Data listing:

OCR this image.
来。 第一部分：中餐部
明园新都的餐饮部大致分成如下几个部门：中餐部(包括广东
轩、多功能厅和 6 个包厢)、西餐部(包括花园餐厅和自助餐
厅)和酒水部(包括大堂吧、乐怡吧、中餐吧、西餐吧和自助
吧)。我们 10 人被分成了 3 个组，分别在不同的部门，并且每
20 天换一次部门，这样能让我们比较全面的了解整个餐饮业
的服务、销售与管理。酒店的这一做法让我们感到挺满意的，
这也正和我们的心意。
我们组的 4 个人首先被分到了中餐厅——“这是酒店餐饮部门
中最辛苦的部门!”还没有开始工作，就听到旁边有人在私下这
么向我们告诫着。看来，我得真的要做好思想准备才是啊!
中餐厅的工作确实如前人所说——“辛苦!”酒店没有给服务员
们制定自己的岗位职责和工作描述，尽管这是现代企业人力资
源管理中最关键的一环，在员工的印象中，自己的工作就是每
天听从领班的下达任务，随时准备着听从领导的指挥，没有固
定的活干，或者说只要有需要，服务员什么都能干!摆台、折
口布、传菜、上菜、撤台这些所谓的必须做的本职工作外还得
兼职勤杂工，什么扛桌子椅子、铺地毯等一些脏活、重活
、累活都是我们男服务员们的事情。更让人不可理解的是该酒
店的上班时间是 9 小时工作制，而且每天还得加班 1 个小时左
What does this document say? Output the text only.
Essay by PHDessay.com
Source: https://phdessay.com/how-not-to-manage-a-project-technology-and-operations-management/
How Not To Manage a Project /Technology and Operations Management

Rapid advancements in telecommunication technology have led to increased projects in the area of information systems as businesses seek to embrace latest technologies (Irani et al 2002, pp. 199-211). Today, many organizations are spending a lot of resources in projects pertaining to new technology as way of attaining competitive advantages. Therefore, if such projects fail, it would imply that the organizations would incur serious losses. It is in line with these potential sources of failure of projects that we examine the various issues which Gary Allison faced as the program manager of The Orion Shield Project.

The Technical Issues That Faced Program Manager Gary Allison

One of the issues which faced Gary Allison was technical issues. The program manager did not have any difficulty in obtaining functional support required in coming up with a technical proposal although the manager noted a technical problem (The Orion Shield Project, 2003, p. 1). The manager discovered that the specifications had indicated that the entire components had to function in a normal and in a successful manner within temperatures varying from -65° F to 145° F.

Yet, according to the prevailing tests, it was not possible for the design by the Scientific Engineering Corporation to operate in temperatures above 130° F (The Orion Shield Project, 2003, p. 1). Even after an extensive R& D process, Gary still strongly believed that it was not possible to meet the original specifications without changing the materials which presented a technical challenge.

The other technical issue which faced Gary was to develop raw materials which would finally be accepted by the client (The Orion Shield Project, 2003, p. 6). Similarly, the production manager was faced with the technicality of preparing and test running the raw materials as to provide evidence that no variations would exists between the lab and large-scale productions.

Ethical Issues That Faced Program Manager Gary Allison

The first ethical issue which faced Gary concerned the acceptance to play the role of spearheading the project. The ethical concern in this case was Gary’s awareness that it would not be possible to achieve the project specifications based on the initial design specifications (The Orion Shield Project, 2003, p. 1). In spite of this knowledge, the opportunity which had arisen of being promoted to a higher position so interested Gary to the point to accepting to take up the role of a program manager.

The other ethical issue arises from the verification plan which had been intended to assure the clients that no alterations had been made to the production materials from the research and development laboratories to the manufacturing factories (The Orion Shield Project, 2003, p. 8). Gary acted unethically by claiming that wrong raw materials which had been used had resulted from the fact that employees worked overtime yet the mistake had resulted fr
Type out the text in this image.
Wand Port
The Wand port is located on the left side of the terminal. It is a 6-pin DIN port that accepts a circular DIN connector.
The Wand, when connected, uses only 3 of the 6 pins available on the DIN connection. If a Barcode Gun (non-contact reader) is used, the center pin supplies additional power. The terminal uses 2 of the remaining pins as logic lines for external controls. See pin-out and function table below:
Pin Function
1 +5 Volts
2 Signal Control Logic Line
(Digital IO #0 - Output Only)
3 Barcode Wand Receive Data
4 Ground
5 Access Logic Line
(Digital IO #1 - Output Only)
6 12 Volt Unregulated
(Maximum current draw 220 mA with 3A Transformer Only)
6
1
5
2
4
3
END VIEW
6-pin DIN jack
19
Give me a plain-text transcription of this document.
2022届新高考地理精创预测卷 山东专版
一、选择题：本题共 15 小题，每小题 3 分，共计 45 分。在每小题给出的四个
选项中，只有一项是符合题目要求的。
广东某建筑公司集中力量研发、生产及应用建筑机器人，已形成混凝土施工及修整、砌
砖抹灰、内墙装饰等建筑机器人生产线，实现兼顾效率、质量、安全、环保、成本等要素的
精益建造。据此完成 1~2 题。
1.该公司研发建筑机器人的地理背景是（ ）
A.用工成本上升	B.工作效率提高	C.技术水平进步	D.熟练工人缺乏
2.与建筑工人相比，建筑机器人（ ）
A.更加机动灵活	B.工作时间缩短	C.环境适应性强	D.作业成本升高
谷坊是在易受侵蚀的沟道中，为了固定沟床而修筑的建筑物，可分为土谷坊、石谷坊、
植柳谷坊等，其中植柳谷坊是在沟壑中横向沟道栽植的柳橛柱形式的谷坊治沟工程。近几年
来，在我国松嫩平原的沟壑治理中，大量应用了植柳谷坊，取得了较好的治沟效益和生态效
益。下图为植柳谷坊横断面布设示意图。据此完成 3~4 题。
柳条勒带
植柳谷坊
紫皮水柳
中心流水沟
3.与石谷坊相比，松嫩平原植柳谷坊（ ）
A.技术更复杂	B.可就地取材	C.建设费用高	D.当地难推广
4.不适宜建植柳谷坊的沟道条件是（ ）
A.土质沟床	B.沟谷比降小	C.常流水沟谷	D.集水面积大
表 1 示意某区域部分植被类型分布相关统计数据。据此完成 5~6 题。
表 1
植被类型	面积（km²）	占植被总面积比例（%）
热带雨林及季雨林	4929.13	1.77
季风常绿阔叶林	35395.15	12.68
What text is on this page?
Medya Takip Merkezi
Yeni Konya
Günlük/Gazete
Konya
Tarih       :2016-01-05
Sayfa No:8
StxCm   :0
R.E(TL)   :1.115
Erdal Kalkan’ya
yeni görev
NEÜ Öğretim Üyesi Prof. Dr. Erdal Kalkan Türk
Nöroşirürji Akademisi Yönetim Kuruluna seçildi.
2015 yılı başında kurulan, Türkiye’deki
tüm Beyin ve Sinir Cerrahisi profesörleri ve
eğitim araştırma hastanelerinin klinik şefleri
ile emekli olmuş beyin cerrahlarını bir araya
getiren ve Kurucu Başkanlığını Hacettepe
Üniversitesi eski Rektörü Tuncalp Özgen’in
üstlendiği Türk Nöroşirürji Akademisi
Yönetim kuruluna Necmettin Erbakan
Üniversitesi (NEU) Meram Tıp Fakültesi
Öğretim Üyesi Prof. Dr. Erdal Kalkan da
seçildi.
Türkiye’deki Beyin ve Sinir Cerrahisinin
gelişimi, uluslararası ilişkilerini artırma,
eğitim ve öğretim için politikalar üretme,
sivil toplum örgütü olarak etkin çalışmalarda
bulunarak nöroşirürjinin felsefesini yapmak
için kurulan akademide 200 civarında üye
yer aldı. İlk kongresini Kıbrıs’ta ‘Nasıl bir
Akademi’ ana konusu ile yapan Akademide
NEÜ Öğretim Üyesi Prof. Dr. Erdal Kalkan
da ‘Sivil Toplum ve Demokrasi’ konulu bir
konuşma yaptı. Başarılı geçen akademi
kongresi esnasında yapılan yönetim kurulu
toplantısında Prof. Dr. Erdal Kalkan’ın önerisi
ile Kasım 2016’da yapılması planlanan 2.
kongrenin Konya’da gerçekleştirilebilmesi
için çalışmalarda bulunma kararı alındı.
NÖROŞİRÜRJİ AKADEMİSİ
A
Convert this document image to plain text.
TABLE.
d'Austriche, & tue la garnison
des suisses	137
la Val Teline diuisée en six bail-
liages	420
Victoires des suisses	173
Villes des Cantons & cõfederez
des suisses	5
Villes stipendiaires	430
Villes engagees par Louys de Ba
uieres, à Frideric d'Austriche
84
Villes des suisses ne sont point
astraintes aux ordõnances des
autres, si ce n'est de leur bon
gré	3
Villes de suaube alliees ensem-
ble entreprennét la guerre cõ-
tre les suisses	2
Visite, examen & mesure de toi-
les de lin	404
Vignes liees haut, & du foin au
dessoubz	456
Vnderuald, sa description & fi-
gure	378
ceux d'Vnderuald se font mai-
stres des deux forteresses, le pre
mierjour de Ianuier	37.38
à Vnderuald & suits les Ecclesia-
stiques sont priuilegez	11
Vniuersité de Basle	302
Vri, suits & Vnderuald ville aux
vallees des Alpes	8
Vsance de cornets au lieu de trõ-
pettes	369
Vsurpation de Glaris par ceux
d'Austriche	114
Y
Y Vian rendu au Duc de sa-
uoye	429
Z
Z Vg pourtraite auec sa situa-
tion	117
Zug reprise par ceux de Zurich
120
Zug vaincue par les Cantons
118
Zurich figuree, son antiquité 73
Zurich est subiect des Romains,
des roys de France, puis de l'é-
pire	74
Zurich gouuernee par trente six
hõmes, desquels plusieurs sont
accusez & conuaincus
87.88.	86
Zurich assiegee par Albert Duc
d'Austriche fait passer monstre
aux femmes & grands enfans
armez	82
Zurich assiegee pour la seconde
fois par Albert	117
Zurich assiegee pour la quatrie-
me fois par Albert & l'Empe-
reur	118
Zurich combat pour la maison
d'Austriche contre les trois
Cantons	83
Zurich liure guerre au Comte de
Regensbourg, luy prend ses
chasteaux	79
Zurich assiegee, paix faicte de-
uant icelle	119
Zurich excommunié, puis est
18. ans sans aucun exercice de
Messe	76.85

▸ **THE PROBLEM**
Looking at the records above, work out how many lines include the string "Albert". Give the number and nothing else.

▸ **THE RESPONSE**
3